* **The problem**
Copy all lines below containing "document".

* **Material**
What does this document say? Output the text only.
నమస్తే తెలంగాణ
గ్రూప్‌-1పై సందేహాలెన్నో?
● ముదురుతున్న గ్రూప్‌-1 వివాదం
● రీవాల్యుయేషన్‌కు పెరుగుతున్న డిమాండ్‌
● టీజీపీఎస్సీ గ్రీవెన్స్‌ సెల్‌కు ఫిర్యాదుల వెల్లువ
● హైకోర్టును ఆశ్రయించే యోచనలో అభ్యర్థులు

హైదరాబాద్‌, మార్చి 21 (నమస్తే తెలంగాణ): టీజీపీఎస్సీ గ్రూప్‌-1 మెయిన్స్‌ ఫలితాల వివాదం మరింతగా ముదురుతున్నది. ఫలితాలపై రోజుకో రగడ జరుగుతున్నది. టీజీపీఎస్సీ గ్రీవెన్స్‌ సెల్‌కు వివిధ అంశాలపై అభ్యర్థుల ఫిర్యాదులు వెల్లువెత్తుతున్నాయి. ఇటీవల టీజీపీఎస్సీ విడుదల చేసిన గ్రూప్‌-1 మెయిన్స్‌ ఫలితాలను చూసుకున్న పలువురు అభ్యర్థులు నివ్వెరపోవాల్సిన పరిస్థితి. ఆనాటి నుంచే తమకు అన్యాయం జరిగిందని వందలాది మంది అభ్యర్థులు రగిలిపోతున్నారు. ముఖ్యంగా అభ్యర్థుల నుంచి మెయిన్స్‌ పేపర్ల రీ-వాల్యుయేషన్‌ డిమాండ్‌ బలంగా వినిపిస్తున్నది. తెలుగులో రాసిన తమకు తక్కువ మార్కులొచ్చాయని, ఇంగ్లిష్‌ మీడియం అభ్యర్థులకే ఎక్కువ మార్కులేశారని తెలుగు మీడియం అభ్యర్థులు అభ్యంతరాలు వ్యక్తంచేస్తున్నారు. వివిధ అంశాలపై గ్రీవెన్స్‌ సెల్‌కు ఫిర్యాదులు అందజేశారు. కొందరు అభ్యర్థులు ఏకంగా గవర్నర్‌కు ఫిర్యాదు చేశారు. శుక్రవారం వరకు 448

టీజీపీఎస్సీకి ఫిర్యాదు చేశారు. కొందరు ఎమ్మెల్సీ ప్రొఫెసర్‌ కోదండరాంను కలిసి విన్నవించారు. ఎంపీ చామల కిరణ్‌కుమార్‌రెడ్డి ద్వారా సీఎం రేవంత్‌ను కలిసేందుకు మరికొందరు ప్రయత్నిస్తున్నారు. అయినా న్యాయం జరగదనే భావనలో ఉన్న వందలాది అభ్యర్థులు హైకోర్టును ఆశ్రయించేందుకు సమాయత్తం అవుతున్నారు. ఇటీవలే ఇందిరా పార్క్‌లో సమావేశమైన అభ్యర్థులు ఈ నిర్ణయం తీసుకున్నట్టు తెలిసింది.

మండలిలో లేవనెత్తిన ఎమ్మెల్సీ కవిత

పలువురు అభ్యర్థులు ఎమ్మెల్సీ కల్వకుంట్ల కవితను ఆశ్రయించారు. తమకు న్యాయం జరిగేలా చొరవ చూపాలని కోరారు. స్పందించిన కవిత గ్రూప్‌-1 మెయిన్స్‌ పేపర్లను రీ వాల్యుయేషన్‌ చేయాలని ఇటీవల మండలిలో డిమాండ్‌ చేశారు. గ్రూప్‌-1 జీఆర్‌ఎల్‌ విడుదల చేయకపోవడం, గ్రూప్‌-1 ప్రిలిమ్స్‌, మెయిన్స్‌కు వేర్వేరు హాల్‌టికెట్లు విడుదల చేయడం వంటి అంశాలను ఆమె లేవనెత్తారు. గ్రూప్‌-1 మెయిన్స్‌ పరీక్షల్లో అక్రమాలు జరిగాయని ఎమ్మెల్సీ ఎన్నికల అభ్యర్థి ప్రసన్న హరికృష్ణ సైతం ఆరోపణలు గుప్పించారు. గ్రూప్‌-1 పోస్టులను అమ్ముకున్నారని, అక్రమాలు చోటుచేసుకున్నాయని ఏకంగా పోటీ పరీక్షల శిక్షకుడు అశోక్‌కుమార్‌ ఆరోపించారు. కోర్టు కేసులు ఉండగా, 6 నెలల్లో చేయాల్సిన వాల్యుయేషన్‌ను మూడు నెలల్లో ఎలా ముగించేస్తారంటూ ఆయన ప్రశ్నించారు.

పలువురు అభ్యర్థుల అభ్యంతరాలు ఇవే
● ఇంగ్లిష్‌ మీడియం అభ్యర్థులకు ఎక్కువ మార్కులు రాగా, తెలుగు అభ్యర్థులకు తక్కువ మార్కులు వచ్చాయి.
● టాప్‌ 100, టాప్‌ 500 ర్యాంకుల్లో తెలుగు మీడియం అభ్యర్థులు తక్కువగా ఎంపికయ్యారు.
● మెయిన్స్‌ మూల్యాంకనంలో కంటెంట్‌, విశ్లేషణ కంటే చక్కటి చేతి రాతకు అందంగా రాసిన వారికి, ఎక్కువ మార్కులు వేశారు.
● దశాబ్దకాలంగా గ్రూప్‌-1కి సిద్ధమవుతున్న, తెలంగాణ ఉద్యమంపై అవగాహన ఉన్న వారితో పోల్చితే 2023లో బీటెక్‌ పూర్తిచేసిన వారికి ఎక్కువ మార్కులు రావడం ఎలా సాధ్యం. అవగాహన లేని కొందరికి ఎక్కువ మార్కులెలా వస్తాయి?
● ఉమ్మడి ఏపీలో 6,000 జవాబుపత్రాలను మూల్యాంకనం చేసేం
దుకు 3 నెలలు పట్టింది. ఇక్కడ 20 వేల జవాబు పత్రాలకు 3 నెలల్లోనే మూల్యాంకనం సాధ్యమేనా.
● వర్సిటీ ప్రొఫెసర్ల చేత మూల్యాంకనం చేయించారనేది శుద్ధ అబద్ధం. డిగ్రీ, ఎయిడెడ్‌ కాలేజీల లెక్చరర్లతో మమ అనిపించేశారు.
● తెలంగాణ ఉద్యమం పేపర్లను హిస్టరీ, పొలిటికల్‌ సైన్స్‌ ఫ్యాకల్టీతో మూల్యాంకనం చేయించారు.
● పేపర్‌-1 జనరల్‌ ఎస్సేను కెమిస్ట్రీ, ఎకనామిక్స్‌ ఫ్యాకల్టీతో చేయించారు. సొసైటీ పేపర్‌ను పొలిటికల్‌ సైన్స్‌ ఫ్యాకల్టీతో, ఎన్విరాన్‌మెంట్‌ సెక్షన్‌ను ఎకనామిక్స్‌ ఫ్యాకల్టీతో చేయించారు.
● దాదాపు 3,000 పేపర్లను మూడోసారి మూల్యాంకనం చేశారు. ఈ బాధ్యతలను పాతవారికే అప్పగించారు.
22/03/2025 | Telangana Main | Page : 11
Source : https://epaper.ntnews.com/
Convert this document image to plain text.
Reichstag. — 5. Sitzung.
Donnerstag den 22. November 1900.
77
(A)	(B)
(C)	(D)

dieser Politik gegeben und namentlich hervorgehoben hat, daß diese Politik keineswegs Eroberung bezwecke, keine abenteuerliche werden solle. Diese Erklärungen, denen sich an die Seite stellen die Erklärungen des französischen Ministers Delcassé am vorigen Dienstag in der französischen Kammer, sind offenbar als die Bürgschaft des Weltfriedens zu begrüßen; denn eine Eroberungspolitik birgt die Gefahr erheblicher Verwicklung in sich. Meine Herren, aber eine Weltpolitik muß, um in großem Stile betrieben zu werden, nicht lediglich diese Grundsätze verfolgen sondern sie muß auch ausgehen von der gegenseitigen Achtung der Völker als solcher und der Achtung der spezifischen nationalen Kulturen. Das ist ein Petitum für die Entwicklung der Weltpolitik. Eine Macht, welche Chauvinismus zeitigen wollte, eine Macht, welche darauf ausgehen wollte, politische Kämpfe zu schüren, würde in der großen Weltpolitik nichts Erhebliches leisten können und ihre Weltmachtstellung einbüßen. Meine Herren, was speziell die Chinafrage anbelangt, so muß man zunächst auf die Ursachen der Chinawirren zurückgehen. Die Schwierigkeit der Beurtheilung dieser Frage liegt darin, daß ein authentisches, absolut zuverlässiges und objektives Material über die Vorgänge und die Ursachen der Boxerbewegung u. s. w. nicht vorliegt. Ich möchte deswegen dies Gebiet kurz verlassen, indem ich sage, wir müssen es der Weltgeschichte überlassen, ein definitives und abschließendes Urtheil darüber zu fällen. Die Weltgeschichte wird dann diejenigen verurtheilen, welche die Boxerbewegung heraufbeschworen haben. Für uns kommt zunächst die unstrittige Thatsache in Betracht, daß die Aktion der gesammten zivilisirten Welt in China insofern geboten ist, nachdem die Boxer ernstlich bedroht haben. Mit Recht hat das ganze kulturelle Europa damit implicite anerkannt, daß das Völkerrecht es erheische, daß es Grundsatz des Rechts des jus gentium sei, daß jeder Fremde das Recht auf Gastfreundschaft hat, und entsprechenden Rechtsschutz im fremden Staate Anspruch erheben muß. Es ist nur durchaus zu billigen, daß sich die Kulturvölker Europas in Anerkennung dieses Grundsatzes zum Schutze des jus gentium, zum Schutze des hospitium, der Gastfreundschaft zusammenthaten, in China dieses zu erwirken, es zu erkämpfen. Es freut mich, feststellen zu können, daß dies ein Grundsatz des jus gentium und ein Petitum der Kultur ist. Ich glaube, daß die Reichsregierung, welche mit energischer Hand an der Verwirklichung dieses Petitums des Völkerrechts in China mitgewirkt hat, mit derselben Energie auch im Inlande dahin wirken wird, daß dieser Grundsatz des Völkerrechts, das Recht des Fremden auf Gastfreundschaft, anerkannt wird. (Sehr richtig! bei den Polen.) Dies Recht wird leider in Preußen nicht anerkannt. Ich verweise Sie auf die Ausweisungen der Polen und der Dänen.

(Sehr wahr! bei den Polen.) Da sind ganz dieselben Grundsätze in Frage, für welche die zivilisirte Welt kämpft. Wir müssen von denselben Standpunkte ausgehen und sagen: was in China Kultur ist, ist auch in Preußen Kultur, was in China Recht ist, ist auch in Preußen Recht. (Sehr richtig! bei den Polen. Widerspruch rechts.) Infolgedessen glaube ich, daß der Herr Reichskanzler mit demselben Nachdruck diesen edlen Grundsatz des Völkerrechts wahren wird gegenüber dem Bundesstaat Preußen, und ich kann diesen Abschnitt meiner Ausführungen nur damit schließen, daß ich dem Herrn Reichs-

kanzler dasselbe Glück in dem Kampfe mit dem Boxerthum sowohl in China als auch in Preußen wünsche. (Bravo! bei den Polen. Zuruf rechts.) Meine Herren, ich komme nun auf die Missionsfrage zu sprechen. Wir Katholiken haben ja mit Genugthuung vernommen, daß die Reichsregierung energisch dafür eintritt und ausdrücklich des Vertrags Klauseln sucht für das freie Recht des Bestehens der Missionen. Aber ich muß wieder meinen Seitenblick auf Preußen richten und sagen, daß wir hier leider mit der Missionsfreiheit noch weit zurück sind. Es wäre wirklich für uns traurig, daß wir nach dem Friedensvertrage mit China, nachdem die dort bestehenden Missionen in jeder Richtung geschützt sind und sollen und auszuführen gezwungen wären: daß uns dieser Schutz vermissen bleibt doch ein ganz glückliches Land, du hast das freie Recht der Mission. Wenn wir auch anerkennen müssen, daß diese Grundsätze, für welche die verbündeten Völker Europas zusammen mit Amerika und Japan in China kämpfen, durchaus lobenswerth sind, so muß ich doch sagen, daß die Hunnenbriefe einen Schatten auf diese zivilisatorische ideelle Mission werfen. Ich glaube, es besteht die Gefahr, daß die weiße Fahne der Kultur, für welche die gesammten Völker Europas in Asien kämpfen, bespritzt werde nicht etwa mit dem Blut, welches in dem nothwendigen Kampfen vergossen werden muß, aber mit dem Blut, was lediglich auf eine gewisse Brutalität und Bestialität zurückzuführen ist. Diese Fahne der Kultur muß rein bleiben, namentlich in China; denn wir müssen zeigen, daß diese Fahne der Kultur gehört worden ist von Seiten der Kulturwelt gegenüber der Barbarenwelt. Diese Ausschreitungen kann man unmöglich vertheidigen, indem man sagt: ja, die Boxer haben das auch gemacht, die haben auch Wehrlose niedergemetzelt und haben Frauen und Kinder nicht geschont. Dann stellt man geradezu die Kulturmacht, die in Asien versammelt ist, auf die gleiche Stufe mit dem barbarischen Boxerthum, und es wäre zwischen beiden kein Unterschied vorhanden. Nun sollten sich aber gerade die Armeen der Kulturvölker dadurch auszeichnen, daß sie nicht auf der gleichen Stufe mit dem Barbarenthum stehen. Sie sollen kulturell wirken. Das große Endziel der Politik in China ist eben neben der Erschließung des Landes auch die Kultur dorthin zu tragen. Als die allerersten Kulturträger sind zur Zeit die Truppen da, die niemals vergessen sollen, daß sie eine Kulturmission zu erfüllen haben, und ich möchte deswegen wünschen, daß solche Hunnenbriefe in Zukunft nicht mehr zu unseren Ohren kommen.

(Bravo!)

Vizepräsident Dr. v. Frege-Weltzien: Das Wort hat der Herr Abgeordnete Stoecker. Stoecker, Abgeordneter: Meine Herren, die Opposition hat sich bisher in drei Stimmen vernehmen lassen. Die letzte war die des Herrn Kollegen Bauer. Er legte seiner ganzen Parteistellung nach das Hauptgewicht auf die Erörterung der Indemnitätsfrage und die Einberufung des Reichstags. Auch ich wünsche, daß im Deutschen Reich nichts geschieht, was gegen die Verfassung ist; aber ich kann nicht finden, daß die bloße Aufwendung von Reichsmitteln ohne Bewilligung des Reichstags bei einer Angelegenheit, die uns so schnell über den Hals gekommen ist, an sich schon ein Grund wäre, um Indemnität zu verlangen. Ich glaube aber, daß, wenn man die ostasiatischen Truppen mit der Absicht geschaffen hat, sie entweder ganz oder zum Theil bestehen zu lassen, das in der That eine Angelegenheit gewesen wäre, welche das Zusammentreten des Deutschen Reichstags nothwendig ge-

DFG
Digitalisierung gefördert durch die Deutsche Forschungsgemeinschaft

* **Solution for this task**
What does this document say? Output the text only.
Convert this document image to plain text.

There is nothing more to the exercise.